* [CHALLENGE]: Report how many lines contain "Models", with no other words.

^^^^^^^^

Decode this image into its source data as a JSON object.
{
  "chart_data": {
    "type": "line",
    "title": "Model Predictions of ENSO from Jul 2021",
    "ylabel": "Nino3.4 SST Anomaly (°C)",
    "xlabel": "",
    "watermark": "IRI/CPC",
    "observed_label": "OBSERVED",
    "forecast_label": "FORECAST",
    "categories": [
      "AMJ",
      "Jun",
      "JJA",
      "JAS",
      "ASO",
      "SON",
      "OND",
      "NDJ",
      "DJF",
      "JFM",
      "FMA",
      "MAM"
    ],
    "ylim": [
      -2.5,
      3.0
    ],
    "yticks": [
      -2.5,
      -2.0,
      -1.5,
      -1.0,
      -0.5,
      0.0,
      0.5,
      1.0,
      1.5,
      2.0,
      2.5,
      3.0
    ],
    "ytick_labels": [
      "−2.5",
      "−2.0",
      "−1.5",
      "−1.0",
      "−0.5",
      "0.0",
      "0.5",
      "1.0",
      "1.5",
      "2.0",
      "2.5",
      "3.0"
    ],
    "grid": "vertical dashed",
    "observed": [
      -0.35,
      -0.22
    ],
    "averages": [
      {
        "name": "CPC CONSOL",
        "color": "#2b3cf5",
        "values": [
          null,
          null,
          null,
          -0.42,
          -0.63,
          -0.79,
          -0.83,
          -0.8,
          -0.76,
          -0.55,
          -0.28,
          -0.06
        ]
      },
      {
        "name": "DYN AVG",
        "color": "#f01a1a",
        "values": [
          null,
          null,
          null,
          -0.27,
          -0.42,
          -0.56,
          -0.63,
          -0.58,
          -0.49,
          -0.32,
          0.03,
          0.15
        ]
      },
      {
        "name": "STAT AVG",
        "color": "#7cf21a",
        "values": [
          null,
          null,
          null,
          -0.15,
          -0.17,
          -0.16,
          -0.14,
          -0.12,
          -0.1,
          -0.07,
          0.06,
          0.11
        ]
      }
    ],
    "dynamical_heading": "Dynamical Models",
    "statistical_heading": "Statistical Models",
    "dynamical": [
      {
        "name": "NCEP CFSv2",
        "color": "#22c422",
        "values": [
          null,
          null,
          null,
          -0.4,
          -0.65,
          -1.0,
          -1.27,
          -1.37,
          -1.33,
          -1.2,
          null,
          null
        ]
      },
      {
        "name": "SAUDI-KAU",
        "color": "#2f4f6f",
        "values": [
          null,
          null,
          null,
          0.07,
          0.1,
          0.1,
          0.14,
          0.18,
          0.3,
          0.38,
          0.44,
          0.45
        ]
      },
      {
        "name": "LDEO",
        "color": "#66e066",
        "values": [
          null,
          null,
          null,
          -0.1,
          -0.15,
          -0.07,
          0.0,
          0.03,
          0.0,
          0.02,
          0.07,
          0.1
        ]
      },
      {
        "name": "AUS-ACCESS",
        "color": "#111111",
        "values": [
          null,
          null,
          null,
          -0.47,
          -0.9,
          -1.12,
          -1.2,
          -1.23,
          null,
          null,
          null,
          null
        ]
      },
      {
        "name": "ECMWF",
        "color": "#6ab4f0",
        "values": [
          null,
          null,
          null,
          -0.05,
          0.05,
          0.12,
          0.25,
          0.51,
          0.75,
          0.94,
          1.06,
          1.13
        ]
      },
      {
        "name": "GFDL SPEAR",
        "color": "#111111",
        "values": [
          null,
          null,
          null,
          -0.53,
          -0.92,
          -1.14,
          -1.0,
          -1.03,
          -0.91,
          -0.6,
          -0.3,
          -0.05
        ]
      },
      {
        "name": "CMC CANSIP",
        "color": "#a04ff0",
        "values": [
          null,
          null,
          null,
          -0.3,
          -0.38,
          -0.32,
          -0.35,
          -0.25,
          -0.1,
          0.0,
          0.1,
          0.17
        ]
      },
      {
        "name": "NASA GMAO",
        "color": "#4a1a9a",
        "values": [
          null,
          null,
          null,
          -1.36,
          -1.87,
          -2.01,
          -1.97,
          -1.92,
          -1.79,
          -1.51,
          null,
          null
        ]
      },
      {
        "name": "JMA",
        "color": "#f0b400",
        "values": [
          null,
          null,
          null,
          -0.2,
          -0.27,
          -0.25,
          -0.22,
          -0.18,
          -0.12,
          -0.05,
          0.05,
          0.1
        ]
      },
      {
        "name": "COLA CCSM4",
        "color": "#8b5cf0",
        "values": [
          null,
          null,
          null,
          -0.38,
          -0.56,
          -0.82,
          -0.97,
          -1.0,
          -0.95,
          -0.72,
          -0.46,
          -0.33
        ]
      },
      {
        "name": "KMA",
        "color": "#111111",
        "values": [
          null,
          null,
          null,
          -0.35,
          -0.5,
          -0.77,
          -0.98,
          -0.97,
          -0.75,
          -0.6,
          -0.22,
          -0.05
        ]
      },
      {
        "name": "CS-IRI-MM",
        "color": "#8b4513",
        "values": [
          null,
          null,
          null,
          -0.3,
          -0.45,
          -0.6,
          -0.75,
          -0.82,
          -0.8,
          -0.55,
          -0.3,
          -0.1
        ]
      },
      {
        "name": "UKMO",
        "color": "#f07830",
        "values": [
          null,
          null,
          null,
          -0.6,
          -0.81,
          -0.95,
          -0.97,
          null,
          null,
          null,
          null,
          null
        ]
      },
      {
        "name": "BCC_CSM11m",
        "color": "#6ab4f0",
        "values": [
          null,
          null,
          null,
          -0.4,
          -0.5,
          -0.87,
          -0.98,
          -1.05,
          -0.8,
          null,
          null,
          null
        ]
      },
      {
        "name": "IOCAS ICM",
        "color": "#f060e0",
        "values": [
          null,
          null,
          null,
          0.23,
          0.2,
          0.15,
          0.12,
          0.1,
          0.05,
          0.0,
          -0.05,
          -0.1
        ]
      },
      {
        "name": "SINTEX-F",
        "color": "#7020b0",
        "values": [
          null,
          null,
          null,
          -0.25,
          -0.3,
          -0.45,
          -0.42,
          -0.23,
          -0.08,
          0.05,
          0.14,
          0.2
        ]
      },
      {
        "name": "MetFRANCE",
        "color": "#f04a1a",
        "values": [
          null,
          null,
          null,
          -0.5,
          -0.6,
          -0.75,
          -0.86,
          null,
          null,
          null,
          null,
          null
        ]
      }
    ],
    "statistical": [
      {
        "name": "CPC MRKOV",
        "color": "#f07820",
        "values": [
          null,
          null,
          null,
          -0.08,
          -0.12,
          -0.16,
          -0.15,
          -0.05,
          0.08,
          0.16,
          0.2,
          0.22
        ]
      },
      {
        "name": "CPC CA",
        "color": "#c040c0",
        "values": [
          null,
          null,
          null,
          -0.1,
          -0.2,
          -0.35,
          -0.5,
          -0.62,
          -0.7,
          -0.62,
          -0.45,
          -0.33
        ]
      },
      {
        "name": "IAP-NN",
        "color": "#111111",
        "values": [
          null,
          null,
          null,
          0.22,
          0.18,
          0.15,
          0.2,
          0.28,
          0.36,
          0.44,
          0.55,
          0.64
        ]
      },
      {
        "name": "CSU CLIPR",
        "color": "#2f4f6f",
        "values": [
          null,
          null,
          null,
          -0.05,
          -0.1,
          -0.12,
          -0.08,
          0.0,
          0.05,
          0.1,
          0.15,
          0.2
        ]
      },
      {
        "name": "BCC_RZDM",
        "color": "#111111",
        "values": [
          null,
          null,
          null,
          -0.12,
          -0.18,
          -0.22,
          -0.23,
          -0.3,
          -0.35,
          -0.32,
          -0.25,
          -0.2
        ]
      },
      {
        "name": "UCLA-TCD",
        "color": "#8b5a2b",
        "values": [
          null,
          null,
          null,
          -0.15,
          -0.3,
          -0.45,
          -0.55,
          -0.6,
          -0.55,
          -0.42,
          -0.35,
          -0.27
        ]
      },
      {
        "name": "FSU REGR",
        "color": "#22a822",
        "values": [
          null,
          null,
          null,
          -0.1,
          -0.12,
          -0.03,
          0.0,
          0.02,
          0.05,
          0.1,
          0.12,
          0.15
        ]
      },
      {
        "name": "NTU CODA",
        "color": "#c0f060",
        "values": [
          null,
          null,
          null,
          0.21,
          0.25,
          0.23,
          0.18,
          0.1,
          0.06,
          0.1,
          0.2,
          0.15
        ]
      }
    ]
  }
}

^^^^^^^^

* [FINISHED TASK]: 2